• **OBJECTIVE**
Find each line with the string "السابعة" and copy it.

• **Records**
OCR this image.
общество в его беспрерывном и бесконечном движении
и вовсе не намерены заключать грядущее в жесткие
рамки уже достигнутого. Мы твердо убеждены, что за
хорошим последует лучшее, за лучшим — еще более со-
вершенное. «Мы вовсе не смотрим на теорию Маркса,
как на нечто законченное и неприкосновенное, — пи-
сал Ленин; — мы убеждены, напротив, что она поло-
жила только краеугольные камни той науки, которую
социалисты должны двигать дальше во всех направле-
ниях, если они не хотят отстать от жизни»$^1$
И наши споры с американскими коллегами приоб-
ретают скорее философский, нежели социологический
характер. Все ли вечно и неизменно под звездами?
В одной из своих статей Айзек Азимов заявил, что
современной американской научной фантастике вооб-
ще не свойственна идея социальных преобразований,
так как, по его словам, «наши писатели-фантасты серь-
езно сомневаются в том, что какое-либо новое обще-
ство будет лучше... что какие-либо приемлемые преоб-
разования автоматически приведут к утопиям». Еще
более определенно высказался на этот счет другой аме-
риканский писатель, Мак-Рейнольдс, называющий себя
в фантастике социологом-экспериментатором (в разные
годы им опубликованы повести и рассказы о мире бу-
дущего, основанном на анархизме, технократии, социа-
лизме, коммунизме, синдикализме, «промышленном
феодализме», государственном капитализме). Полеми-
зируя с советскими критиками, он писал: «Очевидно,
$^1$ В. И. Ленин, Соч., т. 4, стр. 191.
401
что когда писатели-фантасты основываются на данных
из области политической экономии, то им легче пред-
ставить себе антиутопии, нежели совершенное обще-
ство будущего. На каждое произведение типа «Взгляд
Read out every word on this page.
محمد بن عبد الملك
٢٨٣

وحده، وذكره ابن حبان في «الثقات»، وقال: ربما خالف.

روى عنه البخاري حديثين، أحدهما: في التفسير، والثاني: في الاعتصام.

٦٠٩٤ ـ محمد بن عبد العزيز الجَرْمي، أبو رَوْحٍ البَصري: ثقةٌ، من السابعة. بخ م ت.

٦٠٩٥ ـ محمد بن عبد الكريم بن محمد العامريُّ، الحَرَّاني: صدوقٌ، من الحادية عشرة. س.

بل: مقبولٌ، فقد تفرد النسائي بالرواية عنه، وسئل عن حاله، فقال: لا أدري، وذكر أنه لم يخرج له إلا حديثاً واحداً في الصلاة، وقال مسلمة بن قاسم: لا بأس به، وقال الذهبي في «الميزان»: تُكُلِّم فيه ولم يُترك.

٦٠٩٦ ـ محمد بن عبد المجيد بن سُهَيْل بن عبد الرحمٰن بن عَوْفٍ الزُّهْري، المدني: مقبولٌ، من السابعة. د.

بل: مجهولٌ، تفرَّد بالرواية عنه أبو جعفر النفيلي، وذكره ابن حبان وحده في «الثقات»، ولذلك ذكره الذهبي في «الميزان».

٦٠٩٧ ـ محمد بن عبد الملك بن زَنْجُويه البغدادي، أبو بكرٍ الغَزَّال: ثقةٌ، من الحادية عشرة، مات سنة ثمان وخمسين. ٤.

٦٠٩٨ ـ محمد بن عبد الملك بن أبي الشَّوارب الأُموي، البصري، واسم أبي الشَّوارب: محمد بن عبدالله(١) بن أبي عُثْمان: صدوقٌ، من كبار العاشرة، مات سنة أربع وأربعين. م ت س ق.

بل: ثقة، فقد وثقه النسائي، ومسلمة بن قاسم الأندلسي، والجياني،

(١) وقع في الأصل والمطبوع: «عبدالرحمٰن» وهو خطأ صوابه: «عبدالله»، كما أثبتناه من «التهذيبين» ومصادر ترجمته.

* * *

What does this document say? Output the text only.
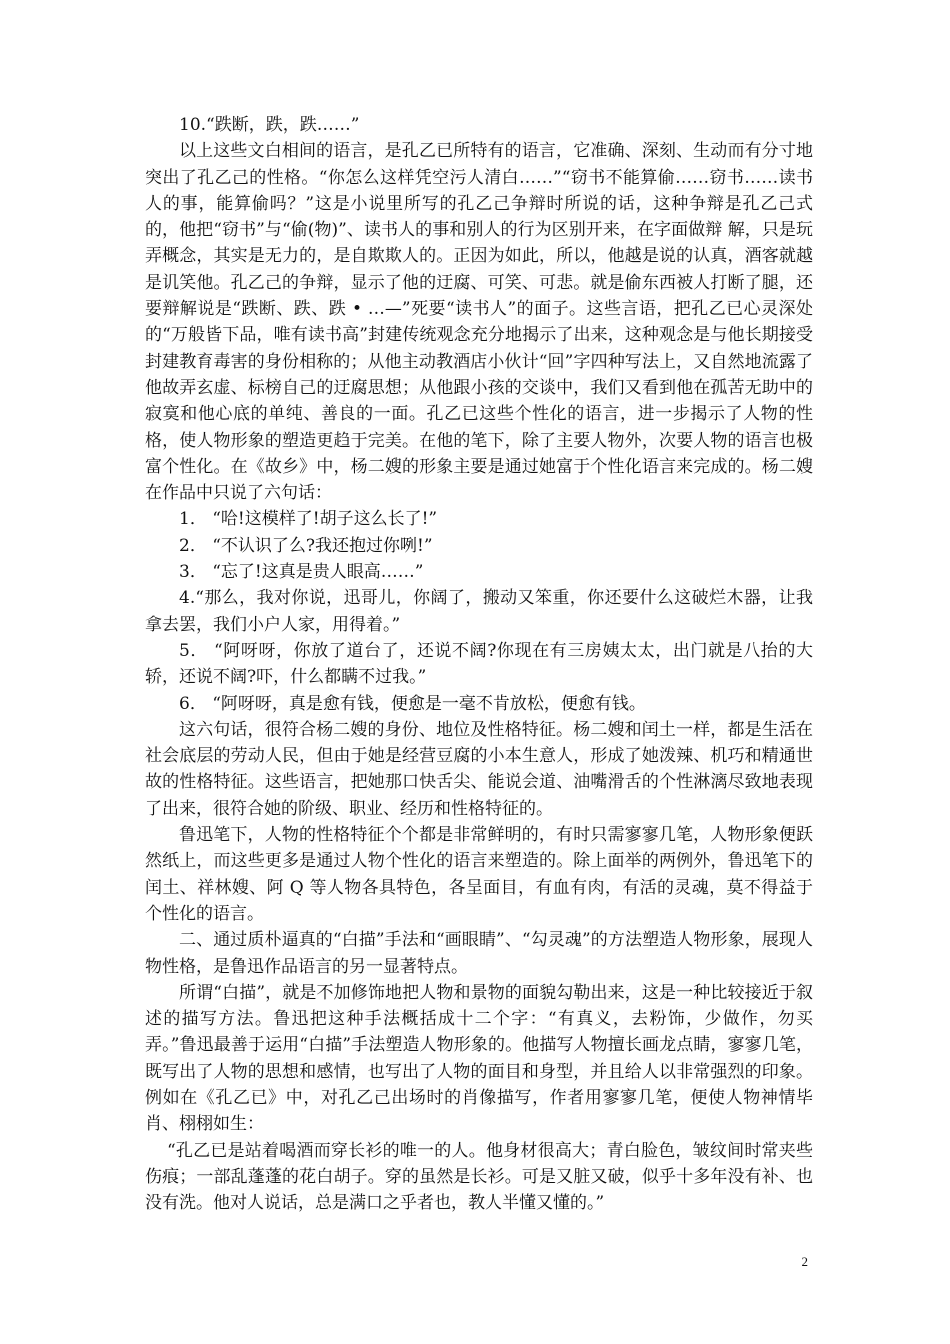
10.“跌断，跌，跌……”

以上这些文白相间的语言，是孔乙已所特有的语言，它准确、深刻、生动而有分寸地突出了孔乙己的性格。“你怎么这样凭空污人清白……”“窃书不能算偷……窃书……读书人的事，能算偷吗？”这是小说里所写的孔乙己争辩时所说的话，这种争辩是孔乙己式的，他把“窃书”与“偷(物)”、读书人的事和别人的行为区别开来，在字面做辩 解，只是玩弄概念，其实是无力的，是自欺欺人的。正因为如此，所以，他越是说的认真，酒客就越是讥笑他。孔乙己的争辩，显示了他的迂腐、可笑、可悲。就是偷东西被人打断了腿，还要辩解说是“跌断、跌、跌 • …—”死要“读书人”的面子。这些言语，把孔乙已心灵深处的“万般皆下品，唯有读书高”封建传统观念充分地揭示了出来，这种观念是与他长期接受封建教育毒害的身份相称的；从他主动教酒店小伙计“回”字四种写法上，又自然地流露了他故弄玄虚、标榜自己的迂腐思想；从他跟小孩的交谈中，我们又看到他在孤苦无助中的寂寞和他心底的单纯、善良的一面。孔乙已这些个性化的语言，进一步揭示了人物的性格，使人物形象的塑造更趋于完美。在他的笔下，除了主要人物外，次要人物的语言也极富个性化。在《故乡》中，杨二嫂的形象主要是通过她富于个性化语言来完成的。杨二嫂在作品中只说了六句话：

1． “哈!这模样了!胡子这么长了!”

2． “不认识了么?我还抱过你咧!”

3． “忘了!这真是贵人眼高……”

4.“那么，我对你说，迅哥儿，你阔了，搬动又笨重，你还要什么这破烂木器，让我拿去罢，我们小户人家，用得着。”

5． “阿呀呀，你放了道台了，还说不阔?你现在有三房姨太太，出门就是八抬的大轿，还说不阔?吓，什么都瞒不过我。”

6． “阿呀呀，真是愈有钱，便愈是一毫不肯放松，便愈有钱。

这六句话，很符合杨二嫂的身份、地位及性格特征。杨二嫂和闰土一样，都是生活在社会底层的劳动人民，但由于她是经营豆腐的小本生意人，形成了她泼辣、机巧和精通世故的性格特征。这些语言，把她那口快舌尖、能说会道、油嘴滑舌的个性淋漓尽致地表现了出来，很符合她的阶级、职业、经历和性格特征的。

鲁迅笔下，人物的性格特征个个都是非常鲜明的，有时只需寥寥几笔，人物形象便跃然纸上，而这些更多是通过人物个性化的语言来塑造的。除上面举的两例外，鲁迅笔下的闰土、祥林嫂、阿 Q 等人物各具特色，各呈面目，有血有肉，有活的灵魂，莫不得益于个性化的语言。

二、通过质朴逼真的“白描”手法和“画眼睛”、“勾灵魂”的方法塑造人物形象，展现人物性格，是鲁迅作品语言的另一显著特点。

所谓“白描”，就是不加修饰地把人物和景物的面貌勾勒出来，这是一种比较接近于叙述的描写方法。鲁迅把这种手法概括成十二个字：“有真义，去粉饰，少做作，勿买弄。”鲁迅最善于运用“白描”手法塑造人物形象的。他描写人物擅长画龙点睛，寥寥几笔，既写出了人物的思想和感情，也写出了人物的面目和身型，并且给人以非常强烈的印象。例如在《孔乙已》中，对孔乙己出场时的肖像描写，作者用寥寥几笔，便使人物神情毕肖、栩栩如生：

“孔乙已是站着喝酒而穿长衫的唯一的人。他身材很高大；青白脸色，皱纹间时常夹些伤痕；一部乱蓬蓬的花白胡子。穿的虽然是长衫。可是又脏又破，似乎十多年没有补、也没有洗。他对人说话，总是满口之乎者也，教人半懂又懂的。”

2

• **TASK OUTPUT**
٦٠٩٤ ـ محمد بن عبد العزيز الجَرْمي، أبو رَوْحٍ البَصري: ثقةٌ، من السابعة. بخ م ت.
٦٠٩٦ ـ محمد بن عبد المجيد بن سُهَيْل بن عبد الرحمٰن بن عَوْفٍ الزُّهْري، المدني: مقبولٌ، من السابعة. د.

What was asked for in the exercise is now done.